Objective: Copy out every line in the entries below that includes "screenshot".

Exercise material:

******************************

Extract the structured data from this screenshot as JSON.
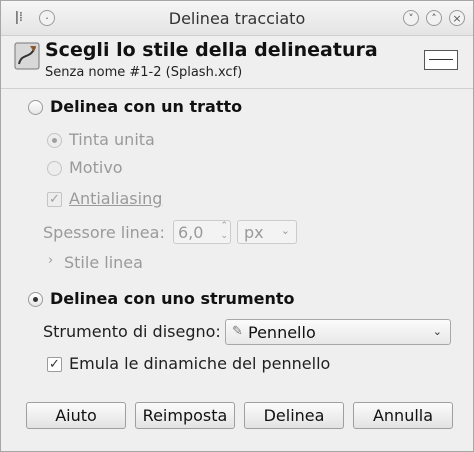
{
  "window": {
    "title": "Delinea tracciato"
  },
  "header": {
    "title": "Scegli lo stile della delineatura",
    "subtitle": "Senza nome #1-2 (Splash.xcf)"
  },
  "stroke_line": {
    "label": "Delinea con un tratto",
    "selected": false,
    "fill_solid": "Tinta unita",
    "fill_pattern": "Motivo",
    "antialiasing": "Antialiasing",
    "antialiasing_checked": true,
    "line_width_label": "Spessore linea:",
    "line_width_value": "6,0",
    "unit": "px",
    "line_style": "Stile linea"
  },
  "stroke_tool": {
    "label": "Delinea con uno strumento",
    "selected": true,
    "paint_tool_label": "Strumento di disegno:",
    "paint_tool_value": "Pennello",
    "emulate_dynamics": "Emula le dinamiche del pennello",
    "emulate_dynamics_checked": true
  },
  "buttons": {
    "help": "Aiuto",
    "reset": "Reimposta",
    "stroke": "Delinea",
    "cancel": "Annulla"
  },
  "icons": {
    "window_menu": "pin-icon",
    "minimize": "minimize-icon",
    "maximize": "maximize-icon",
    "close": "close-icon",
    "header": "stroke-path-icon",
    "paintbrush": "paintbrush-icon",
    "expander": "chevron-right-icon"
  }
}
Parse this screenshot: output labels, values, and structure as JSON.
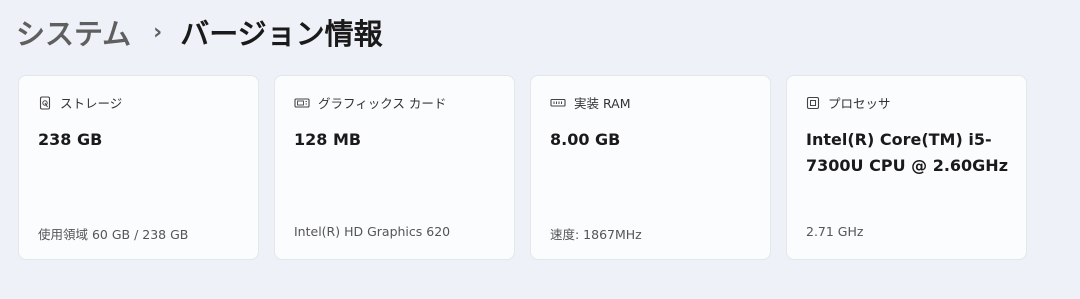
{
  "breadcrumb": {
    "parent": "システム",
    "separator": "›",
    "current": "バージョン情報"
  },
  "cards": [
    {
      "icon": "storage-drive-icon",
      "label": "ストレージ",
      "value": "238 GB",
      "detail": "使用領域 60 GB / 238 GB"
    },
    {
      "icon": "graphics-card-icon",
      "label": "グラフィックス カード",
      "value": "128 MB",
      "detail": "Intel(R) HD Graphics 620"
    },
    {
      "icon": "memory-ram-icon",
      "label": "実装 RAM",
      "value": "8.00 GB",
      "detail": "速度: 1867MHz"
    },
    {
      "icon": "processor-chip-icon",
      "label": "プロセッサ",
      "value": "Intel(R) Core(TM) i5-7300U CPU @ 2.60GHz",
      "detail": "2.71 GHz"
    }
  ]
}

******************************

The result:
Extract the structured data from this screenshot as JSON.
Parse this screenshot: output labels, values, and structure as JSON.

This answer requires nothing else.